### Written problem
Would you retype all of these records exactly?
•••
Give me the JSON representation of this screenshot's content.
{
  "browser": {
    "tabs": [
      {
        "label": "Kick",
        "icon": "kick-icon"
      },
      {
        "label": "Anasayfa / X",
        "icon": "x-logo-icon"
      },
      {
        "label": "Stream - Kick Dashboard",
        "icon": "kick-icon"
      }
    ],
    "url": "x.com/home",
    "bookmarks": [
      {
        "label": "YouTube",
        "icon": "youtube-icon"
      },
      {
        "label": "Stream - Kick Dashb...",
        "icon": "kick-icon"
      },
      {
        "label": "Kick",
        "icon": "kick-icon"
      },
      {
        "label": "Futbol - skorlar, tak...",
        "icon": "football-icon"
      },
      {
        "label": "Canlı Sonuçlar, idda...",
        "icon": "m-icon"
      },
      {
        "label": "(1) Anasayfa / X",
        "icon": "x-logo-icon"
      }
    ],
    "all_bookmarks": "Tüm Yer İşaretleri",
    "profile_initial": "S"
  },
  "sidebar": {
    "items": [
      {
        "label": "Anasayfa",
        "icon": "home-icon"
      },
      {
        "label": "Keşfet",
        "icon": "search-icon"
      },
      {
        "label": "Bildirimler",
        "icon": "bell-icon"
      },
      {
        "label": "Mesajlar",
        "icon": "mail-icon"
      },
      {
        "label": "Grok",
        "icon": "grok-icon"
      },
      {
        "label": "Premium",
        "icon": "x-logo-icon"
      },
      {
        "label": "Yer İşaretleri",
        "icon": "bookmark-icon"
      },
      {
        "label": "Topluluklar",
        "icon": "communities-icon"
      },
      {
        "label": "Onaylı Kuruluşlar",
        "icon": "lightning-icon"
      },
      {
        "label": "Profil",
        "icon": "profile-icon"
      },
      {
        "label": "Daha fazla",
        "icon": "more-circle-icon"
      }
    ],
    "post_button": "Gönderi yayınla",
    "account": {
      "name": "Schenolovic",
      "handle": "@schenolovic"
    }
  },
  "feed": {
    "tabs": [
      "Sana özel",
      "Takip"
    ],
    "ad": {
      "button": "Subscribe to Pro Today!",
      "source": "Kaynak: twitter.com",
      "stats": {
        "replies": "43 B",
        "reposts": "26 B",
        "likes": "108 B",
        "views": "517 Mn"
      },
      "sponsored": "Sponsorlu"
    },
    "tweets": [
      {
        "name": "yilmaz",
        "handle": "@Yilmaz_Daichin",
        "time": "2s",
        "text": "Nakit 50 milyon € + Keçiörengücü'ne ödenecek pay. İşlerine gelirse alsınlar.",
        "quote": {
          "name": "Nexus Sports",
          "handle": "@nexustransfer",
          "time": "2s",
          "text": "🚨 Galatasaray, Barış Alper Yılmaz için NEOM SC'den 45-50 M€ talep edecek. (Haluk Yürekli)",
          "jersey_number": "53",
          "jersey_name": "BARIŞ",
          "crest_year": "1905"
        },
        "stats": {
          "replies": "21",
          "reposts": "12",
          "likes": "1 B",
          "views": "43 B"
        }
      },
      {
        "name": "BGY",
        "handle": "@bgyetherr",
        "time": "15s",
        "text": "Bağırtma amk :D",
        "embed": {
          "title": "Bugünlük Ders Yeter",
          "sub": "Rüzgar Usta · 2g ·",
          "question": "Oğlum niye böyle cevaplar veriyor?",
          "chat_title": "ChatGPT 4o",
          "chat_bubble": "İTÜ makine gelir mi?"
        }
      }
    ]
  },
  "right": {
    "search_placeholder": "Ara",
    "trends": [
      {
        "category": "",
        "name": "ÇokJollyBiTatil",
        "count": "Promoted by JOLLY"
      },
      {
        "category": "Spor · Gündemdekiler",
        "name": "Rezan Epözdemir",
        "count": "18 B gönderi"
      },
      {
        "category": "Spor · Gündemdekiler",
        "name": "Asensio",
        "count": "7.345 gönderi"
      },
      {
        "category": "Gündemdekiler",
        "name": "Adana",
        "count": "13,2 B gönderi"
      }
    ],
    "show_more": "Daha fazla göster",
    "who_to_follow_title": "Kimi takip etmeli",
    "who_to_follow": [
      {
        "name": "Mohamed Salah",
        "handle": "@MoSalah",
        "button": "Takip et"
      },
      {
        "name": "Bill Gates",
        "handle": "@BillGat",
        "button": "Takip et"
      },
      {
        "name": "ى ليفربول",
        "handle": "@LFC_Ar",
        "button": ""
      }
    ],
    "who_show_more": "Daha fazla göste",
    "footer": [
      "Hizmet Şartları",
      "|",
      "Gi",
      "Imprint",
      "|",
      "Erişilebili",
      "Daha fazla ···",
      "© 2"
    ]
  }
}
•••
### Result
Give me the JSON representation of this screenshot's content.
{
  "browser": {
    "tabs": [
      {
        "label": "Kick",
        "icon": "kick-icon"
      },
      {
        "label": "Anasayfa / X",
        "icon": "x-logo-icon"
      },
      {
        "label": "Stream - Kick Dashboard",
        "icon": "kick-icon"
      }
    ],
    "url": "x.com/home",
    "bookmarks": [
      {
        "label": "YouTube",
        "icon": "youtube-icon"
      },
      {
        "label": "Stream - Kick Dashb...",
        "icon": "kick-icon"
      },
      {
        "label": "Kick",
        "icon": "kick-icon"
      },
      {
        "label": "Futbol - skorlar, tak...",
        "icon": "football-icon"
      },
      {
        "label": "Canlı Sonuçlar, idda...",
        "icon": "m-icon"
      },
      {
        "label": "(1) Anasayfa / X",
        "icon": "x-logo-icon"
      }
    ],
    "all_bookmarks": "Tüm Yer İşaretleri",
    "profile_initial": "S"
  },
  "sidebar": {
    "items": [
      {
        "label": "Anasayfa",
        "icon": "home-icon"
      },
      {
        "label": "Keşfet",
        "icon": "search-icon"
      },
      {
        "label": "Bildirimler",
        "icon": "bell-icon"
      },
      {
        "label": "Mesajlar",
        "icon": "mail-icon"
      },
      {
        "label": "Grok",
        "icon": "grok-icon"
      },
      {
        "label": "Premium",
        "icon": "x-logo-icon"
      },
      {
        "label": "Yer İşaretleri",
        "icon": "bookmark-icon"
      },
      {
        "label": "Topluluklar",
        "icon": "communities-icon"
      },
      {
        "label": "Onaylı Kuruluşlar",
        "icon": "lightning-icon"
      },
      {
        "label": "Profil",
        "icon": "profile-icon"
      },
      {
        "label": "Daha fazla",
        "icon": "more-circle-icon"
      }
    ],
    "post_button": "Gönderi yayınla",
    "account": {
      "name": "Schenolovic",
      "handle": "@schenolovic"
    }
  },
  "feed": {
    "tabs": [
      "Sana özel",
      "Takip"
    ],
    "ad": {
      "button": "Subscribe to Pro Today!",
      "source": "Kaynak: twitter.com",
      "stats": {
        "replies": "43 B",
        "reposts": "26 B",
        "likes": "108 B",
        "views": "517 Mn"
      },
      "sponsored": "Sponsorlu"
    },
    "tweets": [
      {
        "name": "yilmaz",
        "handle": "@Yilmaz_Daichin",
        "time": "2s",
        "text": "Nakit 50 milyon € + Keçiörengücü'ne ödenecek pay. İşlerine gelirse alsınlar.",
        "quote": {
          "name": "Nexus Sports",
          "handle": "@nexustransfer",
          "time": "2s",
          "text": "🚨 Galatasaray, Barış Alper Yılmaz için NEOM SC'den 45-50 M€ talep edecek. (Haluk Yürekli)",
          "jersey_number": "53",
          "jersey_name": "BARIŞ",
          "crest_year": "1905"
        },
        "stats": {
          "replies": "21",
          "reposts": "12",
          "likes": "1 B",
          "views": "43 B"
        }
      },
      {
        "name": "BGY",
        "handle": "@bgyetherr",
        "time": "15s",
        "text": "Bağırtma amk :D",
        "embed": {
          "title": "Bugünlük Ders Yeter",
          "sub": "Rüzgar Usta · 2g ·",
          "question": "Oğlum niye böyle cevaplar veriyor?",
          "chat_title": "ChatGPT 4o",
          "chat_bubble": "İTÜ makine gelir mi?"
        }
      }
    ]
  },
  "right": {
    "search_placeholder": "Ara",
    "trends": [
      {
        "category": "",
        "name": "ÇokJollyBiTatil",
        "count": "Promoted by JOLLY"
      },
      {
        "category": "Spor · Gündemdekiler",
        "name": "Rezan Epözdemir",
        "count": "18 B gönderi"
      },
      {
        "category": "Spor · Gündemdekiler",
        "name": "Asensio",
        "count": "7.345 gönderi"
      },
      {
        "category": "Gündemdekiler",
        "name": "Adana",
        "count": "13,2 B gönderi"
      }
    ],
    "show_more": "Daha fazla göster",
    "who_to_follow_title": "Kimi takip etmeli",
    "who_to_follow": [
      {
        "name": "Mohamed Salah",
        "handle": "@MoSalah",
        "button": "Takip et"
      },
      {
        "name": "Bill Gates",
        "handle": "@BillGat",
        "button": "Takip et"
      },
      {
        "name": "ى ليفربول",
        "handle": "@LFC_Ar",
        "button": ""
      }
    ],
    "who_show_more": "Daha fazla göste",
    "footer": [
      "Hizmet Şartları",
      "|",
      "Gi",
      "Imprint",
      "|",
      "Erişilebili",
      "Daha fazla ···",
      "© 2"
    ]
  }
}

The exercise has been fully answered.